■ WHAT IS NEEDED
Give the records back in full, exactly as they read.

[Collected data entries]
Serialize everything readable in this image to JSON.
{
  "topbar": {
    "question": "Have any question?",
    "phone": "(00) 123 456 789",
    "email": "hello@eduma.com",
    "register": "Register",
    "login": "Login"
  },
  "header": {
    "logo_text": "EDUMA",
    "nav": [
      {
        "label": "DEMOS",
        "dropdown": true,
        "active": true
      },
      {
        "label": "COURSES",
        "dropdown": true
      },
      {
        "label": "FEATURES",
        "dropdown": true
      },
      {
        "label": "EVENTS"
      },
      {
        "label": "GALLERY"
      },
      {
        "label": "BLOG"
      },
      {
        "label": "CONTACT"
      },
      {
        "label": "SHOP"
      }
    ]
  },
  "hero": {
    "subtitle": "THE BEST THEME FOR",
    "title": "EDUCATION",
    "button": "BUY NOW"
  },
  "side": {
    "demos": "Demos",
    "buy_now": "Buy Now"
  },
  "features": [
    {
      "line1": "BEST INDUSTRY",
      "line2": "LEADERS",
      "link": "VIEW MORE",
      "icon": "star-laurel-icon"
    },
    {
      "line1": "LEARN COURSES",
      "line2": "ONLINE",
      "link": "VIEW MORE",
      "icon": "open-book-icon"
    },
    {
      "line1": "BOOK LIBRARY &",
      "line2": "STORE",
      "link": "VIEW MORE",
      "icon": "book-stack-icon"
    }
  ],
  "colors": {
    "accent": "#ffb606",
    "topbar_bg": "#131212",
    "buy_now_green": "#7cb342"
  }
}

■ EXERCISE SOLUTION
Serialize everything readable in this image to JSON.
{
  "topbar": {
    "question": "Have any question?",
    "phone": "(00) 123 456 789",
    "email": "hello@eduma.com",
    "register": "Register",
    "login": "Login"
  },
  "header": {
    "logo_text": "EDUMA",
    "nav": [
      {
        "label": "DEMOS",
        "dropdown": true,
        "active": true
      },
      {
        "label": "COURSES",
        "dropdown": true
      },
      {
        "label": "FEATURES",
        "dropdown": true
      },
      {
        "label": "EVENTS"
      },
      {
        "label": "GALLERY"
      },
      {
        "label": "BLOG"
      },
      {
        "label": "CONTACT"
      },
      {
        "label": "SHOP"
      }
    ]
  },
  "hero": {
    "subtitle": "THE BEST THEME FOR",
    "title": "EDUCATION",
    "button": "BUY NOW"
  },
  "side": {
    "demos": "Demos",
    "buy_now": "Buy Now"
  },
  "features": [
    {
      "line1": "BEST INDUSTRY",
      "line2": "LEADERS",
      "link": "VIEW MORE",
      "icon": "star-laurel-icon"
    },
    {
      "line1": "LEARN COURSES",
      "line2": "ONLINE",
      "link": "VIEW MORE",
      "icon": "open-book-icon"
    },
    {
      "line1": "BOOK LIBRARY &",
      "line2": "STORE",
      "link": "VIEW MORE",
      "icon": "book-stack-icon"
    }
  ],
  "colors": {
    "accent": "#ffb606",
    "topbar_bg": "#131212",
    "buy_now_green": "#7cb342"
  }
}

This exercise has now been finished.